Extract the data exactly, missing nothing.

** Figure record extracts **
━━━━━━━━━━

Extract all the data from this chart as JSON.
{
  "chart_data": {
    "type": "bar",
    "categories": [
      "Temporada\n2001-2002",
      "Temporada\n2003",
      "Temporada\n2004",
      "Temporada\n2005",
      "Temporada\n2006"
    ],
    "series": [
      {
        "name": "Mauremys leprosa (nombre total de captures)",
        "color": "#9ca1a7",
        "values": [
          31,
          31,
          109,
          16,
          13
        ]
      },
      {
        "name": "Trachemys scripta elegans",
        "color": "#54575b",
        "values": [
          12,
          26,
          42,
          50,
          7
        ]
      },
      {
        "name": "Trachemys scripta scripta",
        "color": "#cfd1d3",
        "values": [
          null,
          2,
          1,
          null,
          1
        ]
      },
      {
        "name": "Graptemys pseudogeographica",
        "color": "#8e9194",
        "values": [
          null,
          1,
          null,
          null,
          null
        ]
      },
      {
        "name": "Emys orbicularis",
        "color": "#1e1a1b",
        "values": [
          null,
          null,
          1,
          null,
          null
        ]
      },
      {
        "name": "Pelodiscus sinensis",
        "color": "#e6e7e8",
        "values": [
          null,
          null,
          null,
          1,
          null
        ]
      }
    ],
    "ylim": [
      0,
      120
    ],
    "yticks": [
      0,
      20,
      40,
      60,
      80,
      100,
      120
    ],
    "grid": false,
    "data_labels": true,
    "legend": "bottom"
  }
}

━━━━━━━━━━

** Result for this exercise **
Extract all the data from this chart as JSON.
{
  "chart_data": {
    "type": "bar",
    "categories": [
      "Temporada\n2001-2002",
      "Temporada\n2003",
      "Temporada\n2004",
      "Temporada\n2005",
      "Temporada\n2006"
    ],
    "series": [
      {
        "name": "Mauremys leprosa (nombre total de captures)",
        "color": "#9ca1a7",
        "values": [
          31,
          31,
          109,
          16,
          13
        ]
      },
      {
        "name": "Trachemys scripta elegans",
        "color": "#54575b",
        "values": [
          12,
          26,
          42,
          50,
          7
        ]
      },
      {
        "name": "Trachemys scripta scripta",
        "color": "#cfd1d3",
        "values": [
          null,
          2,
          1,
          null,
          1
        ]
      },
      {
        "name": "Graptemys pseudogeographica",
        "color": "#8e9194",
        "values": [
          null,
          1,
          null,
          null,
          null
        ]
      },
      {
        "name": "Emys orbicularis",
        "color": "#1e1a1b",
        "values": [
          null,
          null,
          1,
          null,
          null
        ]
      },
      {
        "name": "Pelodiscus sinensis",
        "color": "#e6e7e8",
        "values": [
          null,
          null,
          null,
          1,
          null
        ]
      }
    ],
    "ylim": [
      0,
      120
    ],
    "yticks": [
      0,
      20,
      40,
      60,
      80,
      100,
      120
    ],
    "grid": false,
    "data_labels": true,
    "legend": "bottom"
  }
}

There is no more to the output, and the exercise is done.